▶ _EXERCISE INPUT_:
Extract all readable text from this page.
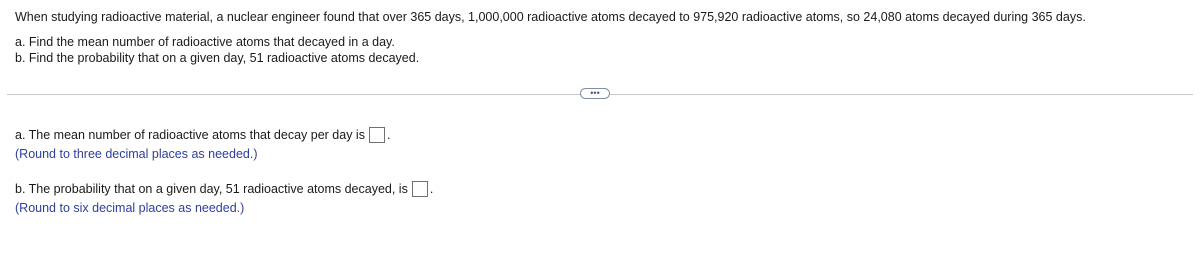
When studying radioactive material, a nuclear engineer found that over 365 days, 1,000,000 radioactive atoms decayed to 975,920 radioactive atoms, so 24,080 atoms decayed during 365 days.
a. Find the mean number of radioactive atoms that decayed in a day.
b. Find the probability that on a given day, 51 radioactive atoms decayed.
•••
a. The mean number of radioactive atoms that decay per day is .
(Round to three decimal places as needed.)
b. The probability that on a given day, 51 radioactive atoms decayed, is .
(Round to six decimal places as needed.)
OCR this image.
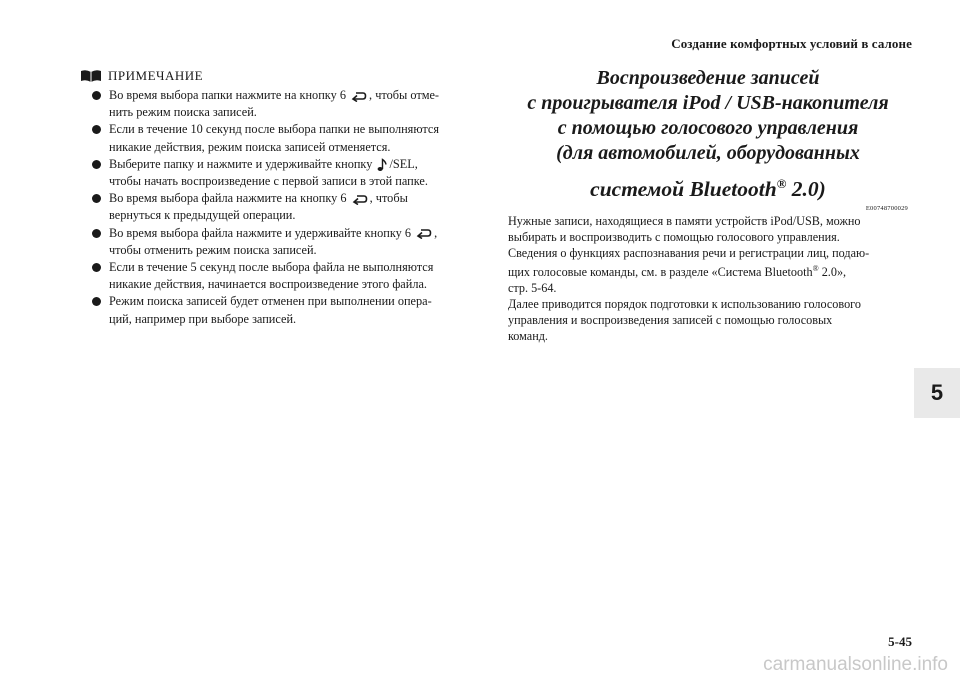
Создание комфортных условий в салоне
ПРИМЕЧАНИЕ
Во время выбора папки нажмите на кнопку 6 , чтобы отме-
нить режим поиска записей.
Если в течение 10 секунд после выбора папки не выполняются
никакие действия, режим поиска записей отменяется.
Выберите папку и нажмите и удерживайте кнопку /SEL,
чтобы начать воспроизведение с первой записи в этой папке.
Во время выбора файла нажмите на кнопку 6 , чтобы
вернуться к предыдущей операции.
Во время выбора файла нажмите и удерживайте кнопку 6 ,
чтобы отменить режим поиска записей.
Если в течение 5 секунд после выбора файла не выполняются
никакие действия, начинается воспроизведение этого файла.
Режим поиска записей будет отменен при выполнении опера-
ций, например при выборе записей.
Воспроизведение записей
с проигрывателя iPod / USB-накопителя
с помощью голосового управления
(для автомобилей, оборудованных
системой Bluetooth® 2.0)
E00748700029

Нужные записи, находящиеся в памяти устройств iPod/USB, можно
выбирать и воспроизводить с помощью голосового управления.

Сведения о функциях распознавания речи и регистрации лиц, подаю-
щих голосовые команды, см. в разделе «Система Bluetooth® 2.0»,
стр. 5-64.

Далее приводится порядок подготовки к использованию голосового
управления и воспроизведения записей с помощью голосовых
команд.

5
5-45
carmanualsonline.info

▶ _PROBLEM TO WORK ON_: Omit every picture, and otherwise quote the entries exactly.

▶ _COMPLETE OUTPUT_:
Extract all readable text from this page.
When studying radioactive material, a nuclear engineer found that over 365 days, 1,000,000 radioactive atoms decayed to 975,920 radioactive atoms, so 24,080 atoms decayed during 365 days.
a. Find the mean number of radioactive atoms that decayed in a day.
b. Find the probability that on a given day, 51 radioactive atoms decayed.
•••
a. The mean number of radioactive atoms that decay per day is .
(Round to three decimal places as needed.)
b. The probability that on a given day, 51 radioactive atoms decayed, is .
(Round to six decimal places as needed.)
OCR this image.
Создание комфортных условий в салоне
ПРИМЕЧАНИЕ
Во время выбора папки нажмите на кнопку 6 , чтобы отме-
нить режим поиска записей.
Если в течение 10 секунд после выбора папки не выполняются
никакие действия, режим поиска записей отменяется.
Выберите папку и нажмите и удерживайте кнопку /SEL,
чтобы начать воспроизведение с первой записи в этой папке.
Во время выбора файла нажмите на кнопку 6 , чтобы
вернуться к предыдущей операции.
Во время выбора файла нажмите и удерживайте кнопку 6 ,
чтобы отменить режим поиска записей.
Если в течение 5 секунд после выбора файла не выполняются
никакие действия, начинается воспроизведение этого файла.
Режим поиска записей будет отменен при выполнении опера-
ций, например при выборе записей.
Воспроизведение записей
с проигрывателя iPod / USB-накопителя
с помощью голосового управления
(для автомобилей, оборудованных
системой Bluetooth® 2.0)
E00748700029

Нужные записи, находящиеся в памяти устройств iPod/USB, можно
выбирать и воспроизводить с помощью голосового управления.

Сведения о функциях распознавания речи и регистрации лиц, подаю-
щих голосовые команды, см. в разделе «Система Bluetooth® 2.0»,
стр. 5-64.

Далее приводится порядок подготовки к использованию голосового
управления и воспроизведения записей с помощью голосовых
команд.

5
5-45
carmanualsonline.info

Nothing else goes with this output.